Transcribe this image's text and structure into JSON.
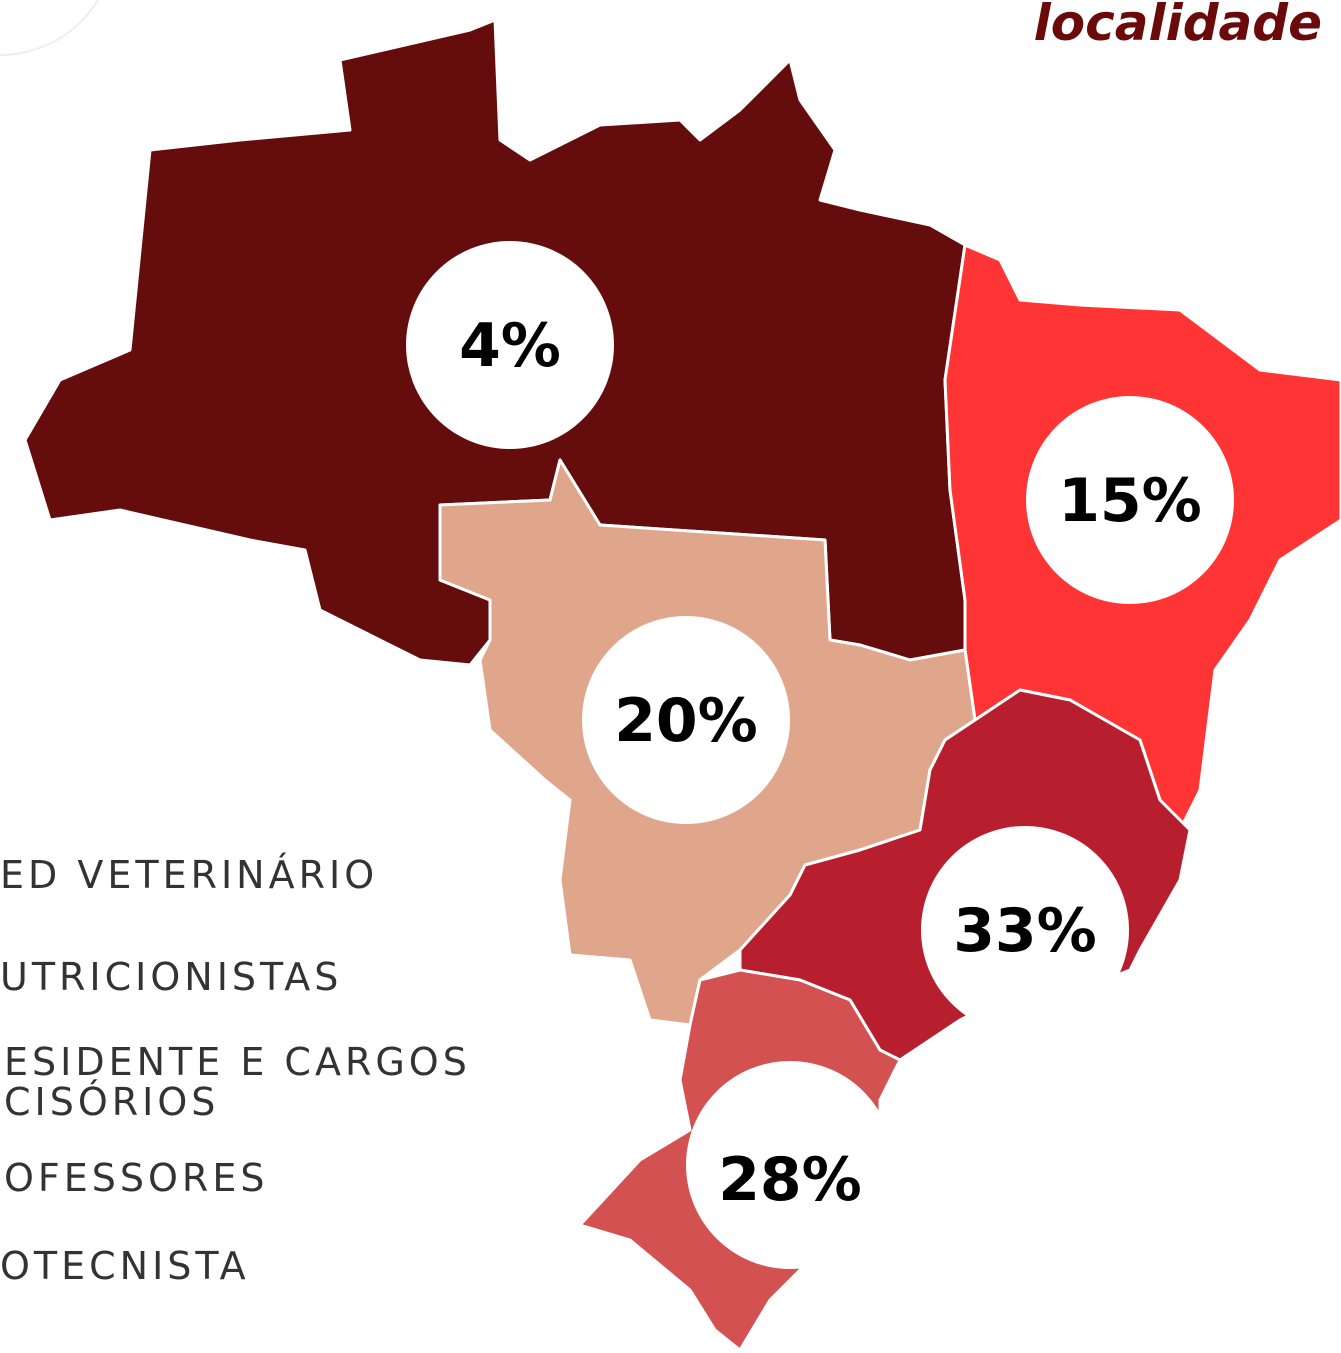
{
  "title": "localidade",
  "region_labels": [
    "4%",
    "15%",
    "20%",
    "33%",
    "28%"
  ],
  "list_items": [
    "ED VETERINÁRIO",
    "UTRICIONISTAS",
    "ESIDENTE E CARGOS",
    "CISÓRIOS",
    "OFESSORES",
    "OTECNISTA"
  ]
}
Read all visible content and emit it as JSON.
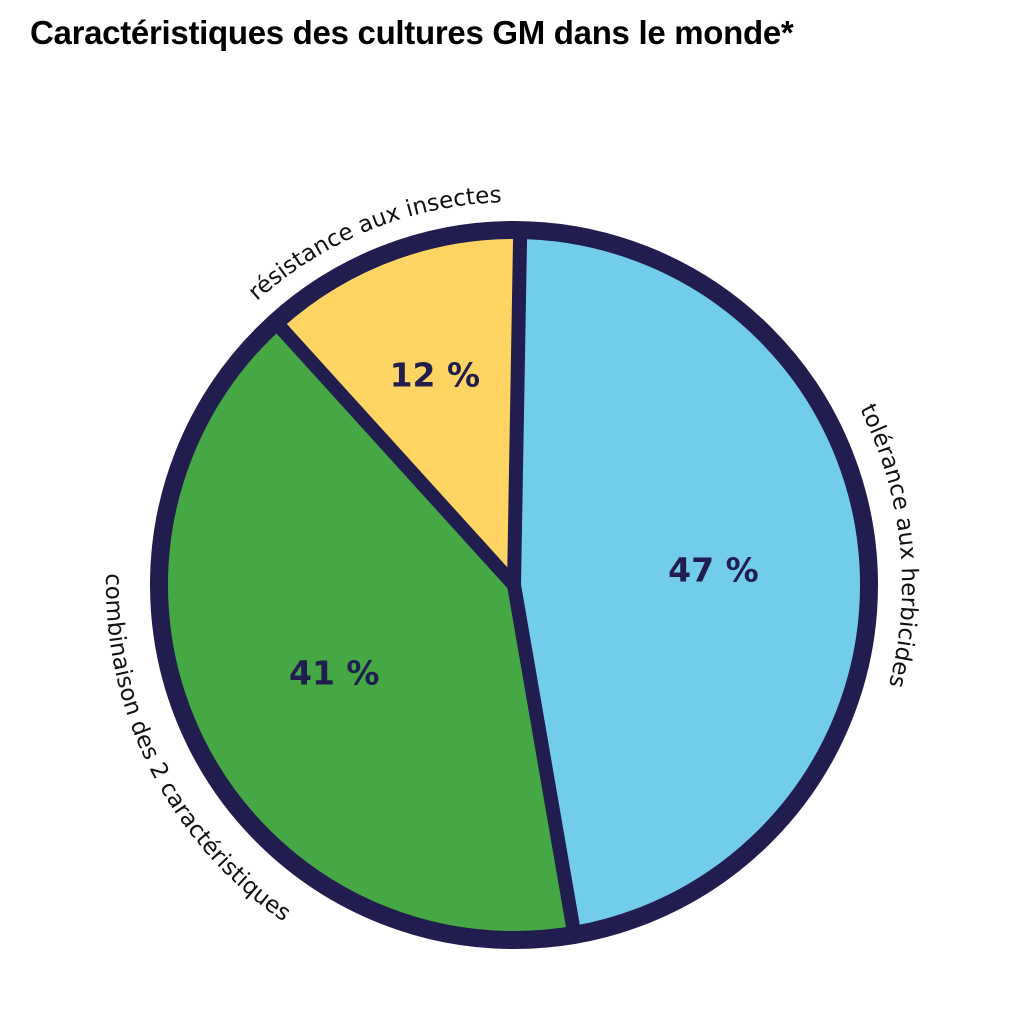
{
  "chart_data": {
    "type": "pie",
    "title": "Caractéristiques des cultures GM dans le monde*",
    "slices": [
      {
        "label": "tolérance aux herbicides",
        "value": 47,
        "display": "47 %",
        "color": "#72cdea"
      },
      {
        "label": "combinaison des 2 caractéristiques",
        "value": 41,
        "display": "41 %",
        "color": "#45a845"
      },
      {
        "label": "résistance aux insectes",
        "value": 12,
        "display": "12 %",
        "color": "#fed462"
      }
    ],
    "start_angle_deg": 1,
    "direction": "clockwise",
    "border_color": "#221d4f",
    "label_color": "#221d4f"
  }
}
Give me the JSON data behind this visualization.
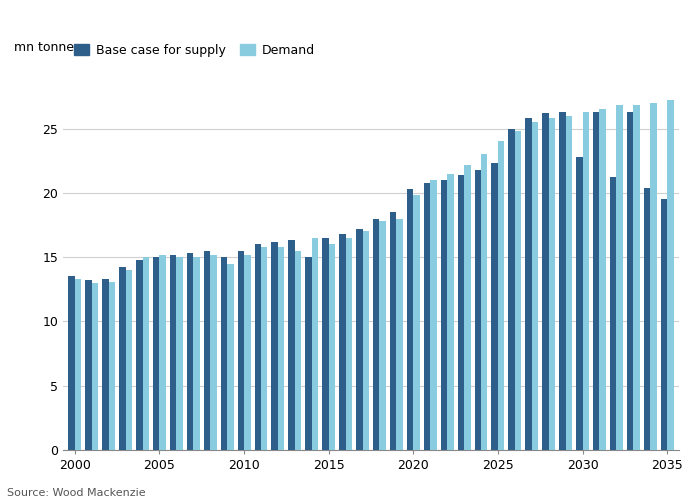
{
  "years": [
    2000,
    2001,
    2002,
    2003,
    2004,
    2005,
    2006,
    2007,
    2008,
    2009,
    2010,
    2011,
    2012,
    2013,
    2014,
    2015,
    2016,
    2017,
    2018,
    2019,
    2020,
    2021,
    2022,
    2023,
    2024,
    2025,
    2026,
    2027,
    2028,
    2029,
    2030,
    2031,
    2032,
    2033,
    2034,
    2035
  ],
  "supply": [
    13.5,
    13.2,
    13.3,
    14.2,
    14.8,
    15.0,
    15.2,
    15.3,
    15.5,
    15.0,
    15.5,
    16.0,
    16.2,
    16.3,
    15.0,
    16.5,
    16.8,
    17.2,
    18.0,
    18.5,
    20.3,
    20.8,
    21.0,
    21.4,
    21.8,
    22.3,
    25.0,
    25.8,
    26.2,
    26.3,
    22.8,
    26.3,
    21.2,
    26.3,
    20.4,
    19.5
  ],
  "demand": [
    13.3,
    13.0,
    13.1,
    14.0,
    15.0,
    15.2,
    15.0,
    15.0,
    15.2,
    14.5,
    15.2,
    15.8,
    15.8,
    15.5,
    16.5,
    16.0,
    16.5,
    17.0,
    17.8,
    18.0,
    19.8,
    21.0,
    21.5,
    22.2,
    23.0,
    24.0,
    24.8,
    25.5,
    25.8,
    26.0,
    26.3,
    26.5,
    26.8,
    26.8,
    27.0,
    27.2
  ],
  "supply_color": "#2e5f8a",
  "demand_color": "#89cce0",
  "ylabel": "mn tonnes",
  "ylim": [
    0,
    28
  ],
  "yticks": [
    0,
    5,
    10,
    15,
    20,
    25
  ],
  "legend_supply": "Base case for supply",
  "legend_demand": "Demand",
  "source": "Source: Wood Mackenzie",
  "background_color": "#ffffff",
  "grid_color": "#d0d0d0",
  "bar_width": 0.38,
  "label_fontsize": 9,
  "tick_fontsize": 9
}
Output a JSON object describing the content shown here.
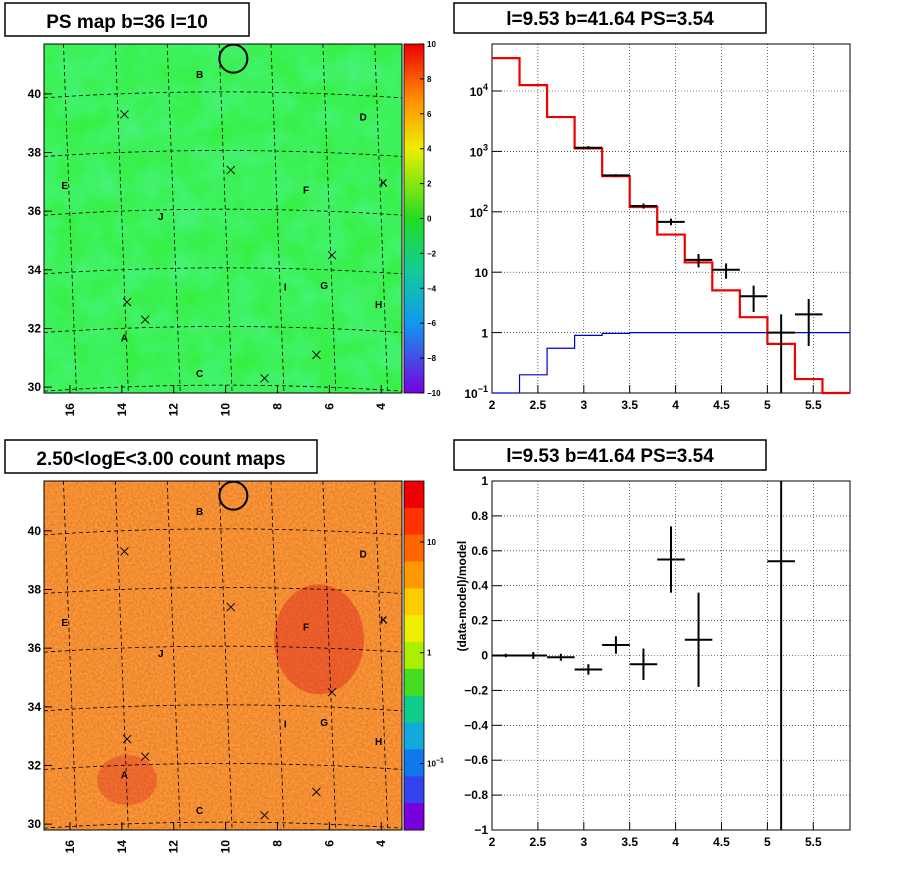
• • • •
◆ **Your task**: Quote exactly the lines from the line that contains "Give me the" through the last line of the listing, please, leaving out all pictures.

◆ **Exercise response**:
Give me the JSON data behind this visualization.
{
  "years": [
    2000,
    2001,
    2002,
    2003,
    2004,
    2005,
    2006,
    2007,
    2008,
    2009,
    2010,
    2011,
    2012,
    2013,
    2014,
    2015,
    2016,
    2017,
    2018,
    2019,
    2020,
    2021,
    2022,
    2023,
    2024,
    2025,
    2026,
    2027,
    2028,
    2029,
    2030,
    2031,
    2032,
    2033,
    2034,
    2035
  ],
  "supply": [
    13.5,
    13.2,
    13.3,
    14.2,
    14.8,
    15.0,
    15.2,
    15.3,
    15.5,
    15.0,
    15.5,
    16.0,
    16.2,
    16.3,
    15.0,
    16.5,
    16.8,
    17.2,
    18.0,
    18.5,
    20.3,
    20.8,
    21.0,
    21.4,
    21.8,
    22.3,
    25.0,
    25.8,
    26.2,
    26.3,
    22.8,
    26.3,
    21.2,
    26.3,
    20.4,
    19.5
  ],
  "demand": [
    13.3,
    13.0,
    13.1,
    14.0,
    15.0,
    15.2,
    15.0,
    15.0,
    15.2,
    14.5,
    15.2,
    15.8,
    15.8,
    15.5,
    16.5,
    16.0,
    16.5,
    17.0,
    17.8,
    18.0,
    19.8,
    21.0,
    21.5,
    22.2,
    23.0,
    24.0,
    24.8,
    25.5,
    25.8,
    26.0,
    26.3,
    26.5,
    26.8,
    26.8,
    27.0,
    27.2
  ],
  "supply_color": "#2e5f8a",
  "demand_color": "#89cce0",
  "ylabel": "mn tonnes",
  "ylim": [
    0,
    28
  ],
  "yticks": [
    0,
    5,
    10,
    15,
    20,
    25
  ],
  "legend_supply": "Base case for supply",
  "legend_demand": "Demand",
  "source": "Source: Wood Mackenzie",
  "background_color": "#ffffff",
  "grid_color": "#d0d0d0",
  "bar_width": 0.38,
  "label_fontsize": 9,
  "tick_fontsize": 9
}
Output a JSON object describing the content shown here.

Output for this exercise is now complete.